Data records:
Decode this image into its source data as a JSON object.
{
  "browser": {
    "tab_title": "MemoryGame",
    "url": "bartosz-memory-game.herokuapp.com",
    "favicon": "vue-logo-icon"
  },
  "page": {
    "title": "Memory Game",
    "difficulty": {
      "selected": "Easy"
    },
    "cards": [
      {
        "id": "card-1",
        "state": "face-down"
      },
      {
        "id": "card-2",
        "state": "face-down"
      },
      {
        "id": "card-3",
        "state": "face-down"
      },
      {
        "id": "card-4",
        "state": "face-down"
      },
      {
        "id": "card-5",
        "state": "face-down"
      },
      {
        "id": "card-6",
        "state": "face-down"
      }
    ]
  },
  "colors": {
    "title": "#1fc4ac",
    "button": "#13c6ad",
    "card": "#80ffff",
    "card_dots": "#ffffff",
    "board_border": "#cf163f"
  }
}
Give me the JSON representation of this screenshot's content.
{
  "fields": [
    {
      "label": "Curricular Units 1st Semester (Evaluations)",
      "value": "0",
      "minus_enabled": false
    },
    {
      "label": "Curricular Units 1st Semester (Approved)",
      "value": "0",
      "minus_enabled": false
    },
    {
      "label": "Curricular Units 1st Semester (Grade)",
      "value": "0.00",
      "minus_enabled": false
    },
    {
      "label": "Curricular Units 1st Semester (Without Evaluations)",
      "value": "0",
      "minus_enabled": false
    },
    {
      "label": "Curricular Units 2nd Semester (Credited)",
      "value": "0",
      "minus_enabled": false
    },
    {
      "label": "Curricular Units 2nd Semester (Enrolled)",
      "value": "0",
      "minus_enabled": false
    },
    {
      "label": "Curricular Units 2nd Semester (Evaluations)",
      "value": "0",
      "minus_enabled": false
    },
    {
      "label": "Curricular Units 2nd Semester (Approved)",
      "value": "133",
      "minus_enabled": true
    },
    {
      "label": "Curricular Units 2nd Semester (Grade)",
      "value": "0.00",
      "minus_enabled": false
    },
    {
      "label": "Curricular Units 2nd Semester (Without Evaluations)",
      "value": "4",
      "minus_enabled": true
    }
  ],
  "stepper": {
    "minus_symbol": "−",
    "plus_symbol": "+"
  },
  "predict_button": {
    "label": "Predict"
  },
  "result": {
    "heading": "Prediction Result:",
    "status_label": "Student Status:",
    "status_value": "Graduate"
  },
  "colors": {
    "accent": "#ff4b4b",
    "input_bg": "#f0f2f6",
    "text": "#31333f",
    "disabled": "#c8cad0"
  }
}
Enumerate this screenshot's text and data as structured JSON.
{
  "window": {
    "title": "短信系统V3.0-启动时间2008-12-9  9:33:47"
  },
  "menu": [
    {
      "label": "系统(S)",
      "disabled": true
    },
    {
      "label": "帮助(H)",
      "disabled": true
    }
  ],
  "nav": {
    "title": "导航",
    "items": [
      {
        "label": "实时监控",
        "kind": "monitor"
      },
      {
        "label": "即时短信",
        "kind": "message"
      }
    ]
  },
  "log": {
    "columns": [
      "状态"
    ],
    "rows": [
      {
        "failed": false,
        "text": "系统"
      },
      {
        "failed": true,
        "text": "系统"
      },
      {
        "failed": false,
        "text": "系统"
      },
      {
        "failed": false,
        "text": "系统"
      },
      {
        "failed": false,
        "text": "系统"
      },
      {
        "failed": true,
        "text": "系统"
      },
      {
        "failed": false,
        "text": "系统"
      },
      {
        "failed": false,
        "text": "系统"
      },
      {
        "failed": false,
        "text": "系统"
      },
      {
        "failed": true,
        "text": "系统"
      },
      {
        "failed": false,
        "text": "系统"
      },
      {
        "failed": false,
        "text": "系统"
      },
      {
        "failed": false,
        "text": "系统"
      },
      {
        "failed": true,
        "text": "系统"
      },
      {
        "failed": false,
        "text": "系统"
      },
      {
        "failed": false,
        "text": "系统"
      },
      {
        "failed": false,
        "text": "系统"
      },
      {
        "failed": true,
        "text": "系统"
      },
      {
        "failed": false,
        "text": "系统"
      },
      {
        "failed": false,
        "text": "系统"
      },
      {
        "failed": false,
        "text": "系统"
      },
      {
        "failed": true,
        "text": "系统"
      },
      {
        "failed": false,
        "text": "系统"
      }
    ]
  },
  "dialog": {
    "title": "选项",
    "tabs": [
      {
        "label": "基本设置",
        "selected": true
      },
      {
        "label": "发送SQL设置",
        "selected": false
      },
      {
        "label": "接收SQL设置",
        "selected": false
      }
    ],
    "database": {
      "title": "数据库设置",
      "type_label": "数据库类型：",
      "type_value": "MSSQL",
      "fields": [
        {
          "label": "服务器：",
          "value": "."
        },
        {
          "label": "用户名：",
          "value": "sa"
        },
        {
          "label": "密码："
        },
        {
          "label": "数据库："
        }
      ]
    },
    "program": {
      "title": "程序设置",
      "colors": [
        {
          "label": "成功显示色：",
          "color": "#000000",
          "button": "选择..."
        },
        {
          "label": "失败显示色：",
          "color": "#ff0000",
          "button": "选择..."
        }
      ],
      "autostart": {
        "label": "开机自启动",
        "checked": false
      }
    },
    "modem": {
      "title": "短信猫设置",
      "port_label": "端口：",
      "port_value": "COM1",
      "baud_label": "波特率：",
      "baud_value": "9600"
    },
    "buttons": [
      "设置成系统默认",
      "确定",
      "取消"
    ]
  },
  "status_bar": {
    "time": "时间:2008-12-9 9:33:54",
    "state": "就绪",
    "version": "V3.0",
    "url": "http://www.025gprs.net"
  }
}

[Task to carry out]:
Track down every line of the material containing the string "screenshot", and copy it.

[Complete output]:
Give me the JSON representation of this screenshot's content.
Enumerate this screenshot's text and data as structured JSON.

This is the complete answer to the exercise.